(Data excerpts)
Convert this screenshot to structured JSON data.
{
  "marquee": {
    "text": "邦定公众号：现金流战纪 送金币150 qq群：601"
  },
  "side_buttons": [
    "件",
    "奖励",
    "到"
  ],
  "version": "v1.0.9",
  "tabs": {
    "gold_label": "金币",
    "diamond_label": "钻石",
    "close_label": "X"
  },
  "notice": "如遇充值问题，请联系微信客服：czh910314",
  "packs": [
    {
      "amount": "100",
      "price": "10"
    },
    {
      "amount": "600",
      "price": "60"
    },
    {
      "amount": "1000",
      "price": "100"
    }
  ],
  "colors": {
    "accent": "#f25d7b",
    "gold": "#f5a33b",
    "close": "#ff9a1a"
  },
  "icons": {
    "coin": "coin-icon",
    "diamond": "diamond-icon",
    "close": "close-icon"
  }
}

==

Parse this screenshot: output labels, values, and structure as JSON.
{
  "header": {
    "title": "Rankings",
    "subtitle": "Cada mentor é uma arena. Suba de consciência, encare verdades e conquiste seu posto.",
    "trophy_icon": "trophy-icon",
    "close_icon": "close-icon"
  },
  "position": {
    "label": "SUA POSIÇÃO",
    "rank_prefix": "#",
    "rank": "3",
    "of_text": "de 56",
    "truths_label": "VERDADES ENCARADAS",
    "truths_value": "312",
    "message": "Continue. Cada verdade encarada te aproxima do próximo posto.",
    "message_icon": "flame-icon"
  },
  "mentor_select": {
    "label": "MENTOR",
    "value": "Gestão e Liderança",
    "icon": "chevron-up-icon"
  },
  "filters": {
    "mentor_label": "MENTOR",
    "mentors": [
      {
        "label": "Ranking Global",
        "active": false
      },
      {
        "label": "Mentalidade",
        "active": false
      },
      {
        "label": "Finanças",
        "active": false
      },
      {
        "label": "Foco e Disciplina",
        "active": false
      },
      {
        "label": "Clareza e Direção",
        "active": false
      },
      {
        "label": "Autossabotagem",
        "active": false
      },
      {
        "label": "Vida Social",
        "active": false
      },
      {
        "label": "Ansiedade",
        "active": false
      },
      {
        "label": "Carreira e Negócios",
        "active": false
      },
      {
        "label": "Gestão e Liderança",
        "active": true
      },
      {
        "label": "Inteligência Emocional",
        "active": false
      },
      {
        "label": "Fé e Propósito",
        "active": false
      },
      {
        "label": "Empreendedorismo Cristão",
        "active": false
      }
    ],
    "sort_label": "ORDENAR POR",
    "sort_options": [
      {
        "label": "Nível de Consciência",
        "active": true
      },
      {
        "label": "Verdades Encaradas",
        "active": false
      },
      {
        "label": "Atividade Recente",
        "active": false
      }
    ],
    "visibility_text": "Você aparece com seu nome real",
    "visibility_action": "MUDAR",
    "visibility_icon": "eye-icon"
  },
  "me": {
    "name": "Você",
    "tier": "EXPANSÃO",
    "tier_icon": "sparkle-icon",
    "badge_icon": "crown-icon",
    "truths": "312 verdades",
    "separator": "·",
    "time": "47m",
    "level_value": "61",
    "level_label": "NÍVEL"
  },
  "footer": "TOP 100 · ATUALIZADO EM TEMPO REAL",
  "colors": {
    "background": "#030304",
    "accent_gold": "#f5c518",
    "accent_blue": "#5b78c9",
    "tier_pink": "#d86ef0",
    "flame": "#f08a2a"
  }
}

Aim | Find the lines that include the string "flame", then copy each of them.

Response to this task |
    "message_icon": "flame-icon"
    "flame": "#f08a2a"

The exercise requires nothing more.